··· Data for this exercise

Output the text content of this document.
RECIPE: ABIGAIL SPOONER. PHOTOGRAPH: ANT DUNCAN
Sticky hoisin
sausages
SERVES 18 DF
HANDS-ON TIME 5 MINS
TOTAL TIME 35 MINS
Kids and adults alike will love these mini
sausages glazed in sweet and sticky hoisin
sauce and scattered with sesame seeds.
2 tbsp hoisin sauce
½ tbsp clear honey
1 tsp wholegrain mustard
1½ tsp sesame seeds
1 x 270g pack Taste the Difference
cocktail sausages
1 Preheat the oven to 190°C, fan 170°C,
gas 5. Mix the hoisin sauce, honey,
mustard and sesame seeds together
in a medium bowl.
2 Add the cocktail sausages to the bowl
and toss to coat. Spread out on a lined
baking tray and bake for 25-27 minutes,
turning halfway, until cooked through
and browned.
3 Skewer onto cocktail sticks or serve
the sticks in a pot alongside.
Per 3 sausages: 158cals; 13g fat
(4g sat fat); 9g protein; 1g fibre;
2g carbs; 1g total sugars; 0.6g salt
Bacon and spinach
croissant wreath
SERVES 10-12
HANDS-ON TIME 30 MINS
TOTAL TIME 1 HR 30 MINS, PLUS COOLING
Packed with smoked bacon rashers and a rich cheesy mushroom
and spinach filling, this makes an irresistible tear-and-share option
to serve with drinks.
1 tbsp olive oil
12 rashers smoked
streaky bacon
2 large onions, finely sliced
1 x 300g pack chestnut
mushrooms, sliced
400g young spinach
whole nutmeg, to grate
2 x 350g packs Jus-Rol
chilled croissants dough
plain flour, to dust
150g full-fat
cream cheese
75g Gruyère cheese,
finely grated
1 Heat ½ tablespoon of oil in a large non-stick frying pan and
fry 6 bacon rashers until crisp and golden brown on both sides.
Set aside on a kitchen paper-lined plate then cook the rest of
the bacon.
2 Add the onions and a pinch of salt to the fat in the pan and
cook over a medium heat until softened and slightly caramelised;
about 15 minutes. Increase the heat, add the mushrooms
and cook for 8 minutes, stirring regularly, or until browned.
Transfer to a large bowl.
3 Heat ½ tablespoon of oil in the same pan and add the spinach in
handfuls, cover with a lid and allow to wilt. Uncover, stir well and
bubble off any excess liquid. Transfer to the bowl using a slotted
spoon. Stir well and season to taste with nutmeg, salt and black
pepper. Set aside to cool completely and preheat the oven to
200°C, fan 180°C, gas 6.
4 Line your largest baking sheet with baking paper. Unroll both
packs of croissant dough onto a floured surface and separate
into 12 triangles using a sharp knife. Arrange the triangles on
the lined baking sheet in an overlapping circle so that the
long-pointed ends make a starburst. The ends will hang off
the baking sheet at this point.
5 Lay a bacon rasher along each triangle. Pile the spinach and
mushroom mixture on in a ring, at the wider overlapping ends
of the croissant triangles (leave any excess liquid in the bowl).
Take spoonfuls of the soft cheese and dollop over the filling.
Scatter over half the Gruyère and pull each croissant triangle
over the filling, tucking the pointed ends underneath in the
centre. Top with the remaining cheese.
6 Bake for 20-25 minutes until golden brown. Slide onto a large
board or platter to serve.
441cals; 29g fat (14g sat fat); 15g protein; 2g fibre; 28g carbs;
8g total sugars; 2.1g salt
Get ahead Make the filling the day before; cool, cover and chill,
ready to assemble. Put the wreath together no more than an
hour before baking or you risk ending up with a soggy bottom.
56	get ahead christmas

······

◆ Work to complete: Only lines containing the string "sesame" are needed. Pull each of them out of the records above.

◆ The answer:
sauce and scattered with sesame seeds.
1½ tsp sesame seeds
mustard and sesame seeds together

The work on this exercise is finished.